## Written problem
Select from the records below every line that has the word "Ctrl" in it.
--- begin Exercise materials ---
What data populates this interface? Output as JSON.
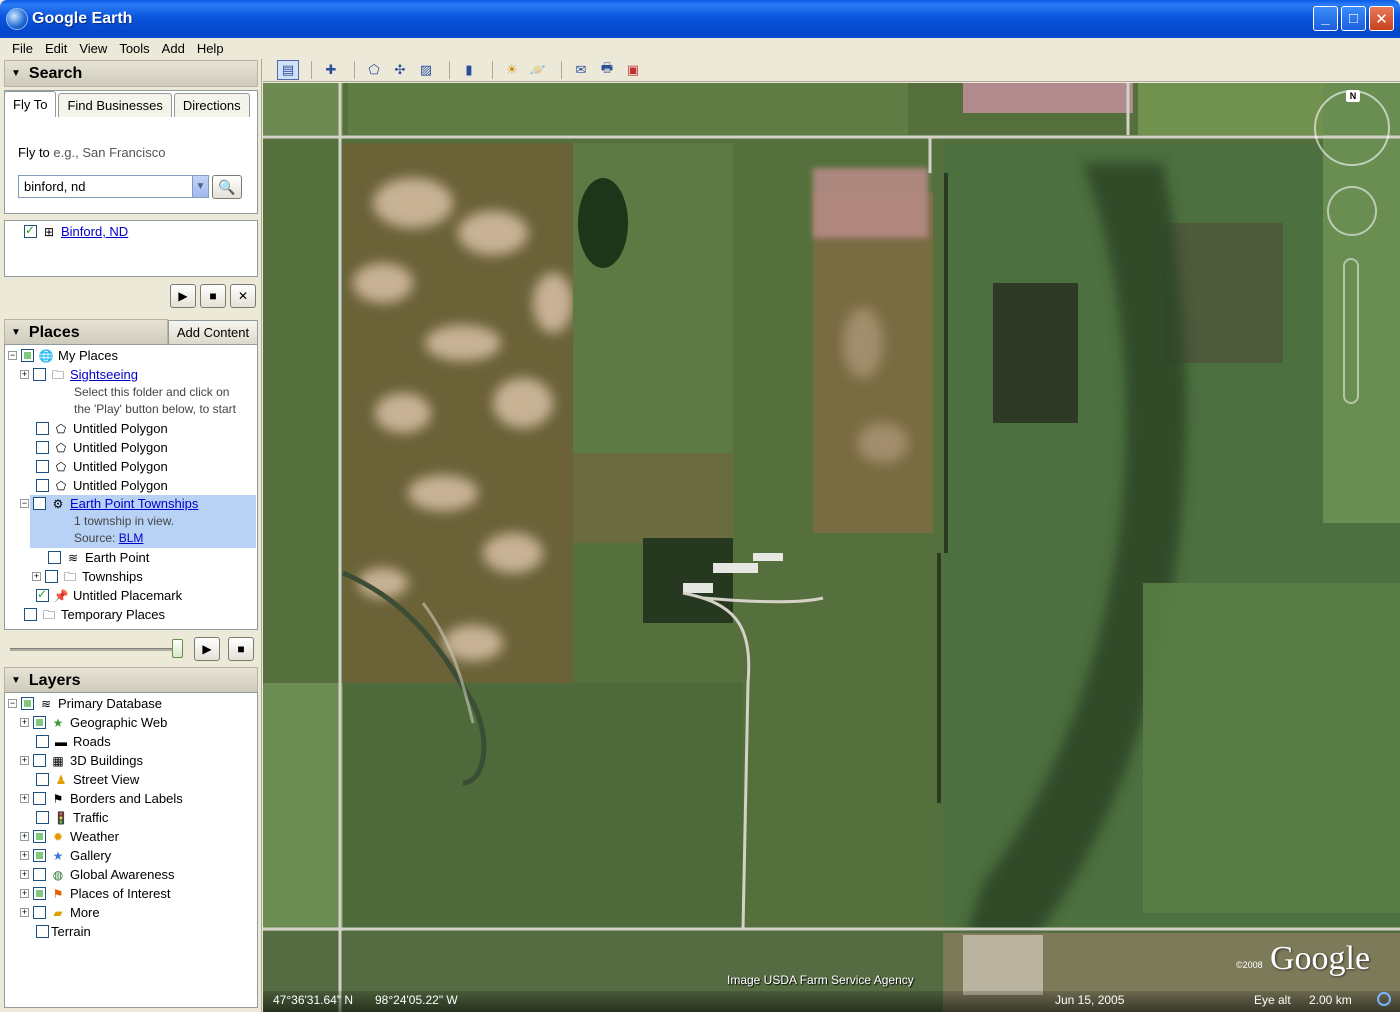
{
  "window": {
    "title": "Google Earth"
  },
  "menu": [
    "File",
    "Edit",
    "View",
    "Tools",
    "Add",
    "Help"
  ],
  "search": {
    "header": "Search",
    "tabs": [
      "Fly To",
      "Find Businesses",
      "Directions"
    ],
    "fly_label": "Fly to",
    "fly_placeholder": "e.g., San Francisco",
    "fly_value": "binford, nd",
    "result": "Binford, ND"
  },
  "places": {
    "header": "Places",
    "add_content": "Add Content",
    "my_places": "My Places",
    "sightseeing": "Sightseeing",
    "sightseeing_desc_1": "Select this folder and click on",
    "sightseeing_desc_2": "the 'Play' button below, to start",
    "polygons": [
      "Untitled Polygon",
      "Untitled Polygon",
      "Untitled Polygon",
      "Untitled Polygon"
    ],
    "earth_point_townships": "Earth Point Townships",
    "epts_desc": "1 township in view.",
    "epts_source_label": "Source:",
    "epts_source_link": "BLM",
    "earth_point": "Earth Point",
    "townships": "Townships",
    "untitled_placemark": "Untitled Placemark",
    "temporary_places": "Temporary Places"
  },
  "layers": {
    "header": "Layers",
    "items": [
      "Primary Database",
      "Geographic Web",
      "Roads",
      "3D Buildings",
      "Street View",
      "Borders and Labels",
      "Traffic",
      "Weather",
      "Gallery",
      "Global Awareness",
      "Places of Interest",
      "More",
      "Terrain"
    ]
  },
  "map": {
    "credit": "Image USDA Farm Service Agency",
    "logo": "Google",
    "logo_year": "©2008",
    "compass_n": "N",
    "lat": "47°36'31.64\" N",
    "lon": "98°24'05.22\" W",
    "date": "Jun 15, 2005",
    "eye_alt_label": "Eye alt",
    "eye_alt_value": "2.00 km"
  },
  "colors": {
    "title_bar": "#0a52d8",
    "selection": "#b8d2f5",
    "link": "#0000cc",
    "panel_bg": "#ece9d8"
  }
}
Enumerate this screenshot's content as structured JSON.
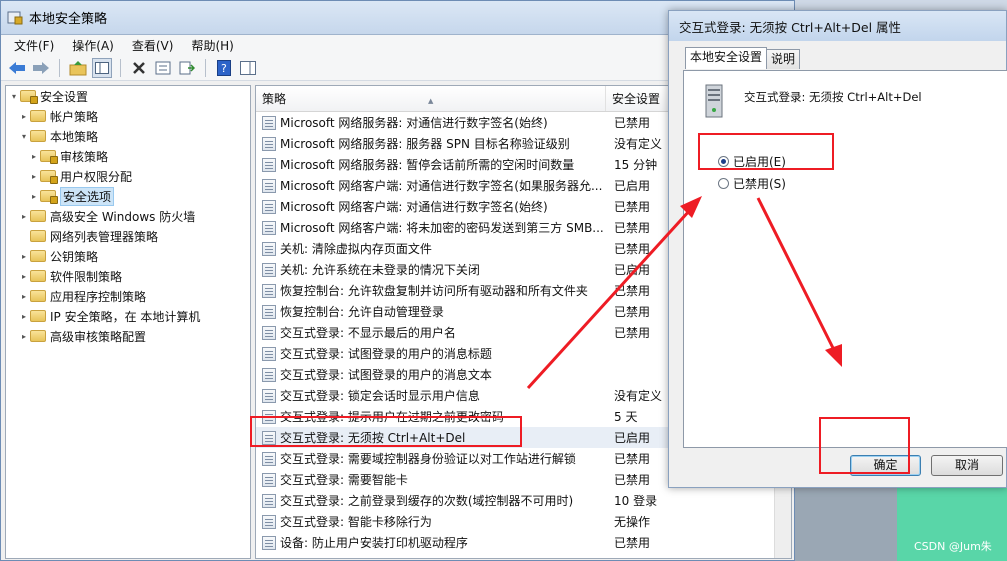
{
  "main_window": {
    "title": "本地安全策略",
    "menu": [
      "文件(F)",
      "操作(A)",
      "查看(V)",
      "帮助(H)"
    ]
  },
  "tree": {
    "items": [
      {
        "label": "安全设置",
        "level": 0,
        "expander": "▾",
        "selected": false
      },
      {
        "label": "帐户策略",
        "level": 1,
        "expander": "▸",
        "selected": false
      },
      {
        "label": "本地策略",
        "level": 1,
        "expander": "▾",
        "selected": false
      },
      {
        "label": "审核策略",
        "level": 2,
        "expander": "▸",
        "selected": false
      },
      {
        "label": "用户权限分配",
        "level": 2,
        "expander": "▸",
        "selected": false
      },
      {
        "label": "安全选项",
        "level": 2,
        "expander": "▸",
        "selected": true
      },
      {
        "label": "高级安全 Windows 防火墙",
        "level": 1,
        "expander": "▸",
        "selected": false
      },
      {
        "label": "网络列表管理器策略",
        "level": 1,
        "expander": "",
        "selected": false
      },
      {
        "label": "公钥策略",
        "level": 1,
        "expander": "▸",
        "selected": false
      },
      {
        "label": "软件限制策略",
        "level": 1,
        "expander": "▸",
        "selected": false
      },
      {
        "label": "应用程序控制策略",
        "level": 1,
        "expander": "▸",
        "selected": false
      },
      {
        "label": "IP 安全策略，在 本地计算机",
        "level": 1,
        "expander": "▸",
        "selected": false
      },
      {
        "label": "高级审核策略配置",
        "level": 1,
        "expander": "▸",
        "selected": false
      }
    ]
  },
  "list": {
    "columns": [
      "策略",
      "安全设置"
    ],
    "rows": [
      {
        "policy": "Microsoft 网络服务器: 对通信进行数字签名(始终)",
        "setting": "已禁用"
      },
      {
        "policy": "Microsoft 网络服务器: 服务器 SPN 目标名称验证级别",
        "setting": "没有定义"
      },
      {
        "policy": "Microsoft 网络服务器: 暂停会话前所需的空闲时间数量",
        "setting": "15 分钟"
      },
      {
        "policy": "Microsoft 网络客户端: 对通信进行数字签名(如果服务器允...",
        "setting": "已启用"
      },
      {
        "policy": "Microsoft 网络客户端: 对通信进行数字签名(始终)",
        "setting": "已禁用"
      },
      {
        "policy": "Microsoft 网络客户端: 将未加密的密码发送到第三方 SMB...",
        "setting": "已禁用"
      },
      {
        "policy": "关机: 清除虚拟内存页面文件",
        "setting": "已禁用"
      },
      {
        "policy": "关机: 允许系统在未登录的情况下关闭",
        "setting": "已启用"
      },
      {
        "policy": "恢复控制台: 允许软盘复制并访问所有驱动器和所有文件夹",
        "setting": "已禁用"
      },
      {
        "policy": "恢复控制台: 允许自动管理登录",
        "setting": "已禁用"
      },
      {
        "policy": "交互式登录: 不显示最后的用户名",
        "setting": "已禁用"
      },
      {
        "policy": "交互式登录: 试图登录的用户的消息标题",
        "setting": ""
      },
      {
        "policy": "交互式登录: 试图登录的用户的消息文本",
        "setting": ""
      },
      {
        "policy": "交互式登录: 锁定会话时显示用户信息",
        "setting": "没有定义"
      },
      {
        "policy": "交互式登录: 提示用户在过期之前更改密码",
        "setting": "5 天"
      },
      {
        "policy": "交互式登录: 无须按 Ctrl+Alt+Del",
        "setting": "已启用"
      },
      {
        "policy": "交互式登录: 需要域控制器身份验证以对工作站进行解锁",
        "setting": "已禁用"
      },
      {
        "policy": "交互式登录: 需要智能卡",
        "setting": "已禁用"
      },
      {
        "policy": "交互式登录: 之前登录到缓存的次数(域控制器不可用时)",
        "setting": "10 登录"
      },
      {
        "policy": "交互式登录: 智能卡移除行为",
        "setting": "无操作"
      },
      {
        "policy": "设备: 防止用户安装打印机驱动程序",
        "setting": "已禁用"
      }
    ]
  },
  "dialog": {
    "title": "交互式登录: 无须按 Ctrl+Alt+Del 属性",
    "tabs": [
      "本地安全设置",
      "说明"
    ],
    "policy_name": "交互式登录: 无须按 Ctrl+Alt+Del",
    "enabled_label": "已启用(E)",
    "disabled_label": "已禁用(S)",
    "selected_option": "enabled",
    "ok_label": "确定",
    "cancel_label": "取消"
  },
  "watermark": "CSDN @Jum朱",
  "colors": {
    "annotation_red": "#ee1c24",
    "selection_blue": "#cce4f7",
    "background_green": "#59d6a8"
  }
}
--- end Exercise materials ---
## The solution
        "policy": "交互式登录: 无须按 Ctrl+Alt+Del",
    "title": "交互式登录: 无须按 Ctrl+Alt+Del 属性",
    "policy_name": "交互式登录: 无须按 Ctrl+Alt+Del",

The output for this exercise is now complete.